» Stated exercise:
Check each line of the material below for "value". Report how many have it, with no other words.

» Dataset items:
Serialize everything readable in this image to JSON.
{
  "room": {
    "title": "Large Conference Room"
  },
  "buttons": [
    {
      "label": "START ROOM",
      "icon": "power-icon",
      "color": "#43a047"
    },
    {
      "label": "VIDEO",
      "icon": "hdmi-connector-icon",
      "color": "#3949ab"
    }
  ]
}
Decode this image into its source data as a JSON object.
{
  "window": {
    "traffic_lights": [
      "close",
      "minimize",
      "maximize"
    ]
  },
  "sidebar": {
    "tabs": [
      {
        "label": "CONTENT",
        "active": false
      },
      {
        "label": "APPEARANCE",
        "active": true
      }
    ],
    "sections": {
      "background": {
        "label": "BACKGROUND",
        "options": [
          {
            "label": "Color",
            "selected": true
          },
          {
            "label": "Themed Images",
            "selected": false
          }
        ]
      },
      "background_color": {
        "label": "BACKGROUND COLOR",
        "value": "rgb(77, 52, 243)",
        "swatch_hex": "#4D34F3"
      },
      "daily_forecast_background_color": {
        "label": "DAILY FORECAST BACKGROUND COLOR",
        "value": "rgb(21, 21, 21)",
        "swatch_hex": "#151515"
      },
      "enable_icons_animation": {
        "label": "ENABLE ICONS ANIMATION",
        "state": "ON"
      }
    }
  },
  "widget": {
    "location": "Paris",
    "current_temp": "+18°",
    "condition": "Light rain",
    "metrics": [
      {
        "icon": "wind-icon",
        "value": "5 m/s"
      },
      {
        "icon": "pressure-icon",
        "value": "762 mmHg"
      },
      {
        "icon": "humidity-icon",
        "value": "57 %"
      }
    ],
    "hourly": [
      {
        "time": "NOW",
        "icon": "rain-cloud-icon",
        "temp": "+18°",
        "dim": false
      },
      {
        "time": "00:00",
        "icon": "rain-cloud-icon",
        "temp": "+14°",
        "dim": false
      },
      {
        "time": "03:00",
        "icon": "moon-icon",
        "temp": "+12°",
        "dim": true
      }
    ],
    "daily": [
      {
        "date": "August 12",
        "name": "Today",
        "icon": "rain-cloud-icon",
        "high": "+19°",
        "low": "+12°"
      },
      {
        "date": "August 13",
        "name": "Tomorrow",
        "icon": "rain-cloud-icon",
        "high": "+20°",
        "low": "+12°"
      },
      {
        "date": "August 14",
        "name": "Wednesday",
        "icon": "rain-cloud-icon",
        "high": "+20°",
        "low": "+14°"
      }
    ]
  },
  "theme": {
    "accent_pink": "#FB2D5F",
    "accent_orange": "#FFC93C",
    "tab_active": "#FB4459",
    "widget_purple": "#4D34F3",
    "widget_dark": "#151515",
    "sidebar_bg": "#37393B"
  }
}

--

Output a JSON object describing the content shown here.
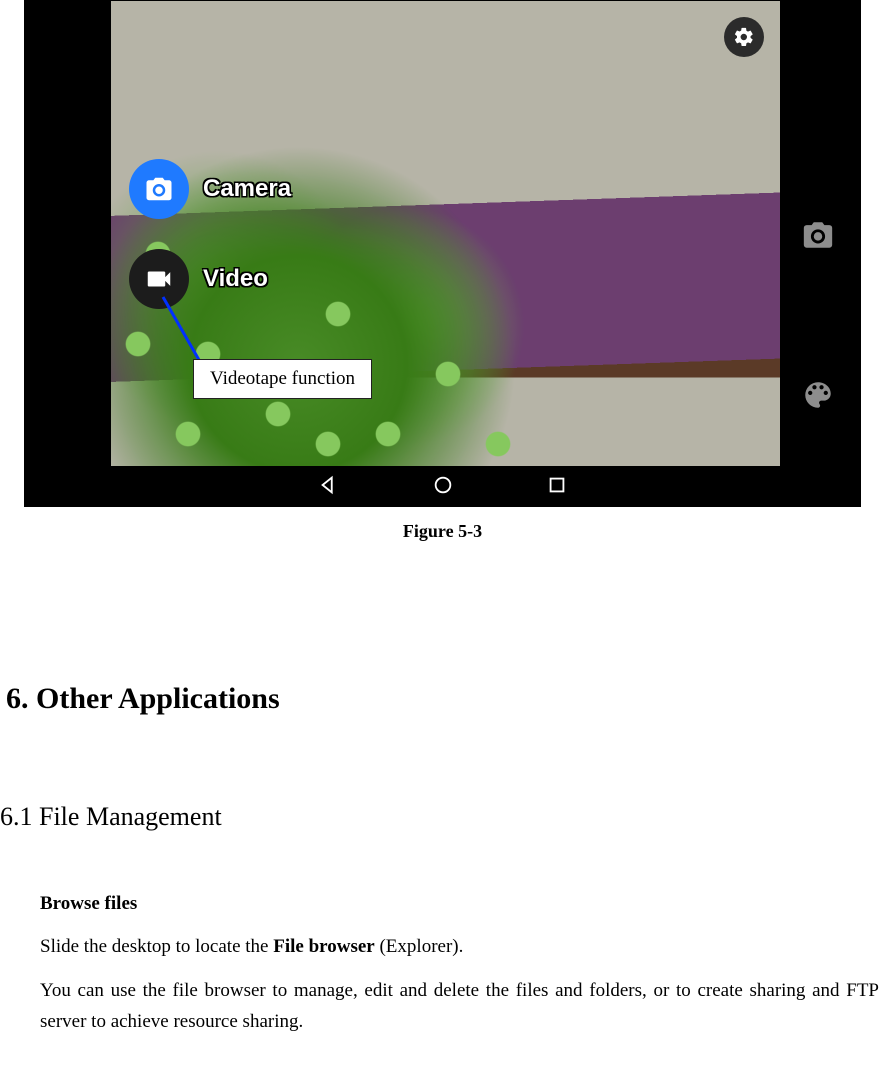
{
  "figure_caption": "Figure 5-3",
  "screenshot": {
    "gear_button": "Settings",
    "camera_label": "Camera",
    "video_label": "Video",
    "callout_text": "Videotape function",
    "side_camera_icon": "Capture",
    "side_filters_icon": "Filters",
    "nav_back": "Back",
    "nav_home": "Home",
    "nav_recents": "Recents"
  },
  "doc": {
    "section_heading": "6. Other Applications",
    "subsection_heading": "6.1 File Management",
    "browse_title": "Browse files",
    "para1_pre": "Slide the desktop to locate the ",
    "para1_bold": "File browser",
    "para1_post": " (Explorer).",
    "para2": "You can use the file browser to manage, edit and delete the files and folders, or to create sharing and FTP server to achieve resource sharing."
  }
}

» Exercise output:
5